*Goal*: For the data below, report only the number of lines containing the string "effect".

*Extracted records*:
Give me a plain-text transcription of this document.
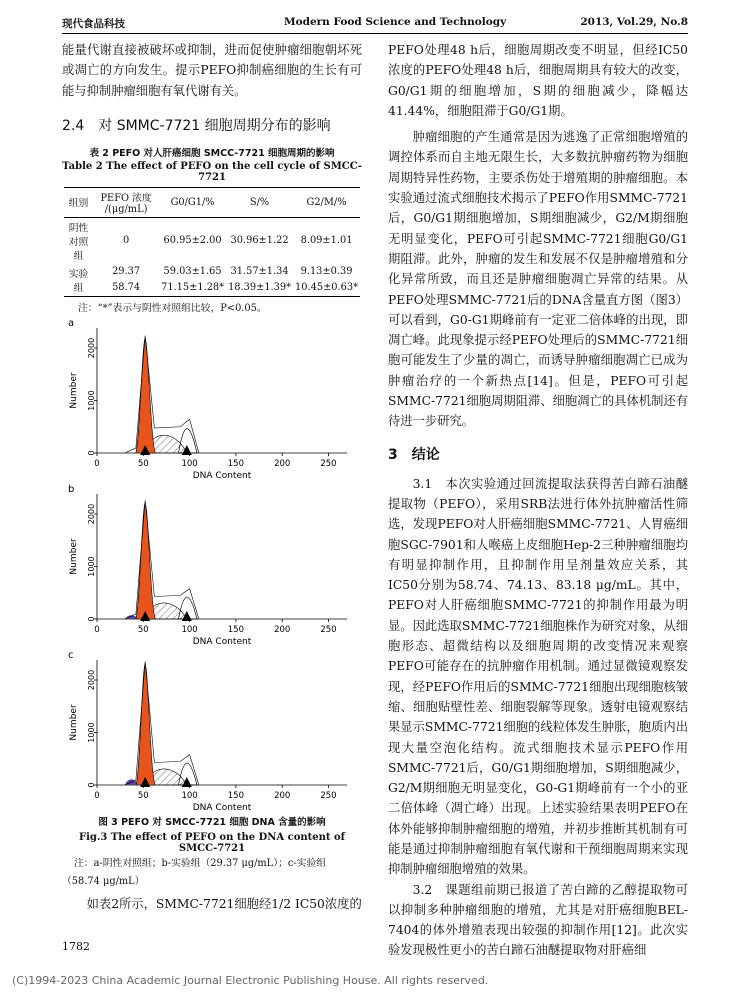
现代食品科技	Modern Food Science and Technology	2013, Vol.29, No.8

能量代谢直接被破坏或抑制，进而促使肿瘤细胞朝坏死或凋亡的方向发生。提示PEFO抑制癌细胞的生长有可能与抑制肿瘤细胞有氧代谢有关。

2.4　对 SMMC-7721 细胞周期分布的影响
表 2 PEFO 对人肝癌细胞 SMCC-7721 细胞周期的影响
Table 2 The effect of PEFO on the cell cycle of SMCC-7721
组别	PEFO 浓度 /(μg/mL)	G0/G1/%	S/%	G2/M/%
阴性对照组	0	60.95±2.00	30.96±1.22	8.09±1.01
实验组	29.37	59.03±1.65	31.57±1.34	9.13±0.39
	58.74	71.15±1.28*	18.39±1.39*	10.45±0.63*
注：“*”表示与阴性对照组比较，P<0.05。
a
0
1000
2000
0	50	100	150	200	250
Number
DNA Content
b
0
1000
2000
0	50	100	150	200	250
Number
DNA Content
c
0
1000
2000
0	50	100	150	200	250
Number
DNA Content
图 3 PEFO 对 SMCC-7721 细胞 DNA 含量的影响
Fig.3 The effect of PEFO on the DNA content of SMCC-7721
注：a-阴性对照组；b-实验组（29.37 μg/mL）；c-实验组
（58.74 μg/mL）

如表2所示，SMMC-7721细胞经1/2 IC50浓度的

PEFO处理48 h后，细胞周期改变不明显，但经IC50浓度的PEFO处理48 h后，细胞周期具有较大的改变，G0/G1期的细胞增加，S期的细胞减少，降幅达41.44%，细胞阻滞于G0/G1期。

肿瘤细胞的产生通常是因为逃逸了正常细胞增殖的调控体系而自主地无限生长，大多数抗肿瘤药物为细胞周期特异性药物，主要杀伤处于增殖期的肿瘤细胞。本实验通过流式细胞技术揭示了PEFO作用SMMC-7721后，G0/G1期细胞增加，S期细胞减少，G2/M期细胞无明显变化，PEFO可引起SMMC-7721细胞G0/G1期阻滞。此外，肿瘤的发生和发展不仅是肿瘤增殖和分化异常所致，而且还是肿瘤细胞凋亡异常的结果。从PEFO处理SMMC-7721后的DNA含量直方图（图3）可以看到，G0-G1期峰前有一定亚二倍体峰的出现，即凋亡峰。此现象提示经PEFO处理后的SMMC-7721细胞可能发生了少量的凋亡，而诱导肿瘤细胞凋亡已成为肿瘤治疗的一个新热点[14]。但是，PEFO可引起SMMC-7721细胞周期阻滞、细胞凋亡的具体机制还有待进一步研究。

3　结论

3.1　本次实验通过回流提取法获得苦白蹄石油醚提取物（PEFO），采用SRB法进行体外抗肿瘤活性筛选，发现PEFO对人肝癌细胞SMMC-7721、人胃癌细胞SGC-7901和人喉癌上皮细胞Hep-2三种肿瘤细胞均有明显抑制作用，且抑制作用呈剂量效应关系，其IC50分别为58.74、74.13、83.18 μg/mL。其中，PEFO对人肝癌细胞SMMC-7721的抑制作用最为明显。因此选取SMMC-7721细胞株作为研究对象，从细胞形态、超微结构以及细胞周期的改变情况来观察PEFO可能存在的抗肿瘤作用机制。通过显微镜观察发现，经PEFO作用后的SMMC-7721细胞出现细胞核皱缩、细胞贴壁性差、细胞裂解等现象。透射电镜观察结果显示SMMC-7721细胞的线粒体发生肿胀，胞质内出现大量空泡化结构。流式细胞技术显示PEFO作用SMMC-7721后，G0/G1期细胞增加，S期细胞减少，G2/M期细胞无明显变化，G0-G1期峰前有一个小的亚二倍体峰（凋亡峰）出现。上述实验结果表明PEFO在体外能够抑制肿瘤细胞的增殖，并初步推断其机制有可能是通过抑制肿瘤细胞有氧代谢和干预细胞周期来实现抑制肿瘤细胞增殖的效果。

3.2　课题组前期已报道了苦白蹄的乙醇提取物可以抑制多种肿瘤细胞的增殖，尤其是对肝癌细胞BEL-7404的体外增殖表现出较强的抑制作用[12]。此次实验发现极性更小的苦白蹄石油醚提取物对肝癌细

1782
(C)1994-2023 China Academic Journal Electronic Publishing House. All rights reserved.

*Task solution*: 2